From the listing below, extract each entry exactly as written, minus the images.

Supplied material:
__________________________________________________

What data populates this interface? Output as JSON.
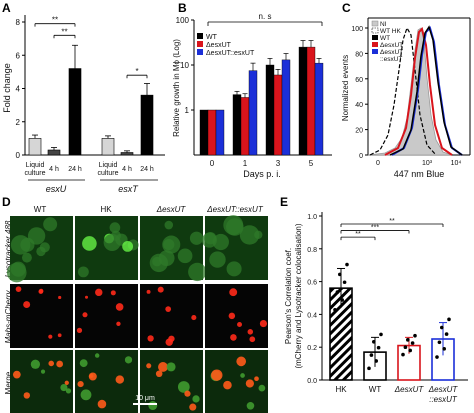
{
  "panels": {
    "A": {
      "letter": "A",
      "ylabel": "Fold change",
      "ylim": [
        0,
        8
      ],
      "yticks": [
        0,
        2,
        4,
        6,
        8
      ],
      "categories": [
        "Liquid culture",
        "4 h",
        "24 h",
        "Liquid culture",
        "4 h",
        "24 h"
      ],
      "groups": [
        "esxU",
        "esxT"
      ],
      "sig": [
        "**",
        "**",
        "*"
      ],
      "colors": [
        "#d6d6d6",
        "#444444",
        "#000000"
      ]
    },
    "B": {
      "letter": "B",
      "ylabel": "Relative growth in Mϕ (Log)",
      "xlabel": "Days p. i.",
      "yticks": [
        "1",
        "10",
        "100"
      ],
      "xticks": [
        "0",
        "1",
        "3",
        "5"
      ],
      "ns": "n. s",
      "legend": [
        "WT",
        "ΔesxUT",
        "ΔesxUT::esxUT"
      ],
      "colors": [
        "#000000",
        "#d9141c",
        "#1b2fd8"
      ]
    },
    "C": {
      "letter": "C",
      "ylabel": "Normalized events",
      "xlabel": "447 nm Blue",
      "yticks": [
        "0",
        "20",
        "40",
        "60",
        "80",
        "100"
      ],
      "xticks": [
        "0",
        "10³",
        "10⁴"
      ],
      "legend": [
        "NI",
        "WT HK",
        "WT",
        "ΔesxUT",
        "ΔesxUT",
        "::esxUT"
      ]
    },
    "D": {
      "letter": "D",
      "columns": [
        "WT",
        "HK",
        "ΔesxUT",
        "ΔesxUT::esxUT"
      ],
      "rows": [
        "Lysotracker 488",
        "Mabs-mCherry",
        "Merge"
      ],
      "scalebar": "10 μm"
    },
    "E": {
      "letter": "E",
      "ylabel1": "Pearson's Correlation coef.",
      "ylabel2": "(mCherry and Lysotracker colocalisation)",
      "yticks": [
        "0.0",
        "0.2",
        "0.4",
        "0.6",
        "0.8",
        "1.0"
      ],
      "xlabels": [
        "HK",
        "WT",
        "ΔesxUT",
        "ΔesxUT",
        "::esxUT"
      ],
      "sig": [
        "**",
        "***",
        "***",
        "**"
      ]
    }
  },
  "chart_data": [
    {
      "type": "bar",
      "panel": "A",
      "ylabel": "Fold change",
      "ylim": [
        0,
        8
      ],
      "categories": [
        "Liquid culture",
        "4 h",
        "24 h",
        "Liquid culture",
        "4 h",
        "24 h"
      ],
      "groups": [
        "esxU",
        "esxU",
        "esxU",
        "esxT",
        "esxT",
        "esxT"
      ],
      "values": [
        1.0,
        0.3,
        5.2,
        1.0,
        0.15,
        3.6
      ],
      "errors": [
        0.2,
        0.15,
        1.4,
        0.15,
        0.1,
        0.7
      ]
    },
    {
      "type": "bar",
      "panel": "B",
      "ylabel": "Relative growth in Mϕ (Log)",
      "xlabel": "Days p. i.",
      "scale": "log",
      "ylim": [
        0.1,
        100
      ],
      "categories": [
        "0",
        "1",
        "3",
        "5"
      ],
      "series": [
        {
          "name": "WT",
          "values": [
            1.0,
            2.2,
            10,
            25
          ],
          "errors": [
            0,
            0.4,
            4,
            10
          ]
        },
        {
          "name": "ΔesxUT",
          "values": [
            1.0,
            1.9,
            6,
            25
          ],
          "errors": [
            0,
            0.4,
            2,
            10
          ]
        },
        {
          "name": "ΔesxUT::esxUT",
          "values": [
            1.0,
            7.5,
            13,
            11
          ],
          "errors": [
            0,
            3.5,
            5,
            3
          ]
        }
      ]
    },
    {
      "type": "line",
      "panel": "C",
      "ylabel": "Normalized events",
      "xlabel": "447 nm Blue",
      "ylim": [
        0,
        100
      ],
      "series": [
        {
          "name": "NI",
          "peak_x": 500,
          "peak_y": 100
        },
        {
          "name": "WT HK",
          "peak_x": 400,
          "peak_y": 100
        },
        {
          "name": "WT",
          "peak_x": 1000,
          "peak_y": 100
        },
        {
          "name": "ΔesxUT",
          "peak_x": 700,
          "peak_y": 100
        },
        {
          "name": "ΔesxUT::esxUT",
          "peak_x": 1000,
          "peak_y": 100
        }
      ]
    },
    {
      "type": "bar",
      "panel": "E",
      "ylabel": "Pearson's Correlation coef. (mCherry and Lysotracker colocalisation)",
      "ylim": [
        0,
        1.0
      ],
      "categories": [
        "HK",
        "WT",
        "ΔesxUT",
        "ΔesxUT::esxUT"
      ],
      "values": [
        0.56,
        0.17,
        0.21,
        0.25
      ],
      "errors": [
        0.12,
        0.09,
        0.05,
        0.1
      ],
      "colors": [
        "#000000",
        "#000000",
        "#d9141c",
        "#1b2fd8"
      ]
    }
  ]
}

__________________________________________________

Final result:
What data populates this interface? Output as JSON.
{
  "panels": {
    "A": {
      "letter": "A",
      "ylabel": "Fold change",
      "ylim": [
        0,
        8
      ],
      "yticks": [
        0,
        2,
        4,
        6,
        8
      ],
      "categories": [
        "Liquid culture",
        "4 h",
        "24 h",
        "Liquid culture",
        "4 h",
        "24 h"
      ],
      "groups": [
        "esxU",
        "esxT"
      ],
      "sig": [
        "**",
        "**",
        "*"
      ],
      "colors": [
        "#d6d6d6",
        "#444444",
        "#000000"
      ]
    },
    "B": {
      "letter": "B",
      "ylabel": "Relative growth in Mϕ (Log)",
      "xlabel": "Days p. i.",
      "yticks": [
        "1",
        "10",
        "100"
      ],
      "xticks": [
        "0",
        "1",
        "3",
        "5"
      ],
      "ns": "n. s",
      "legend": [
        "WT",
        "ΔesxUT",
        "ΔesxUT::esxUT"
      ],
      "colors": [
        "#000000",
        "#d9141c",
        "#1b2fd8"
      ]
    },
    "C": {
      "letter": "C",
      "ylabel": "Normalized events",
      "xlabel": "447 nm Blue",
      "yticks": [
        "0",
        "20",
        "40",
        "60",
        "80",
        "100"
      ],
      "xticks": [
        "0",
        "10³",
        "10⁴"
      ],
      "legend": [
        "NI",
        "WT HK",
        "WT",
        "ΔesxUT",
        "ΔesxUT",
        "::esxUT"
      ]
    },
    "D": {
      "letter": "D",
      "columns": [
        "WT",
        "HK",
        "ΔesxUT",
        "ΔesxUT::esxUT"
      ],
      "rows": [
        "Lysotracker 488",
        "Mabs-mCherry",
        "Merge"
      ],
      "scalebar": "10 μm"
    },
    "E": {
      "letter": "E",
      "ylabel1": "Pearson's Correlation coef.",
      "ylabel2": "(mCherry and Lysotracker colocalisation)",
      "yticks": [
        "0.0",
        "0.2",
        "0.4",
        "0.6",
        "0.8",
        "1.0"
      ],
      "xlabels": [
        "HK",
        "WT",
        "ΔesxUT",
        "ΔesxUT",
        "::esxUT"
      ],
      "sig": [
        "**",
        "***",
        "***",
        "**"
      ]
    }
  },
  "chart_data": [
    {
      "type": "bar",
      "panel": "A",
      "ylabel": "Fold change",
      "ylim": [
        0,
        8
      ],
      "categories": [
        "Liquid culture",
        "4 h",
        "24 h",
        "Liquid culture",
        "4 h",
        "24 h"
      ],
      "groups": [
        "esxU",
        "esxU",
        "esxU",
        "esxT",
        "esxT",
        "esxT"
      ],
      "values": [
        1.0,
        0.3,
        5.2,
        1.0,
        0.15,
        3.6
      ],
      "errors": [
        0.2,
        0.15,
        1.4,
        0.15,
        0.1,
        0.7
      ]
    },
    {
      "type": "bar",
      "panel": "B",
      "ylabel": "Relative growth in Mϕ (Log)",
      "xlabel": "Days p. i.",
      "scale": "log",
      "ylim": [
        0.1,
        100
      ],
      "categories": [
        "0",
        "1",
        "3",
        "5"
      ],
      "series": [
        {
          "name": "WT",
          "values": [
            1.0,
            2.2,
            10,
            25
          ],
          "errors": [
            0,
            0.4,
            4,
            10
          ]
        },
        {
          "name": "ΔesxUT",
          "values": [
            1.0,
            1.9,
            6,
            25
          ],
          "errors": [
            0,
            0.4,
            2,
            10
          ]
        },
        {
          "name": "ΔesxUT::esxUT",
          "values": [
            1.0,
            7.5,
            13,
            11
          ],
          "errors": [
            0,
            3.5,
            5,
            3
          ]
        }
      ]
    },
    {
      "type": "line",
      "panel": "C",
      "ylabel": "Normalized events",
      "xlabel": "447 nm Blue",
      "ylim": [
        0,
        100
      ],
      "series": [
        {
          "name": "NI",
          "peak_x": 500,
          "peak_y": 100
        },
        {
          "name": "WT HK",
          "peak_x": 400,
          "peak_y": 100
        },
        {
          "name": "WT",
          "peak_x": 1000,
          "peak_y": 100
        },
        {
          "name": "ΔesxUT",
          "peak_x": 700,
          "peak_y": 100
        },
        {
          "name": "ΔesxUT::esxUT",
          "peak_x": 1000,
          "peak_y": 100
        }
      ]
    },
    {
      "type": "bar",
      "panel": "E",
      "ylabel": "Pearson's Correlation coef. (mCherry and Lysotracker colocalisation)",
      "ylim": [
        0,
        1.0
      ],
      "categories": [
        "HK",
        "WT",
        "ΔesxUT",
        "ΔesxUT::esxUT"
      ],
      "values": [
        0.56,
        0.17,
        0.21,
        0.25
      ],
      "errors": [
        0.12,
        0.09,
        0.05,
        0.1
      ],
      "colors": [
        "#000000",
        "#000000",
        "#d9141c",
        "#1b2fd8"
      ]
    }
  ]
}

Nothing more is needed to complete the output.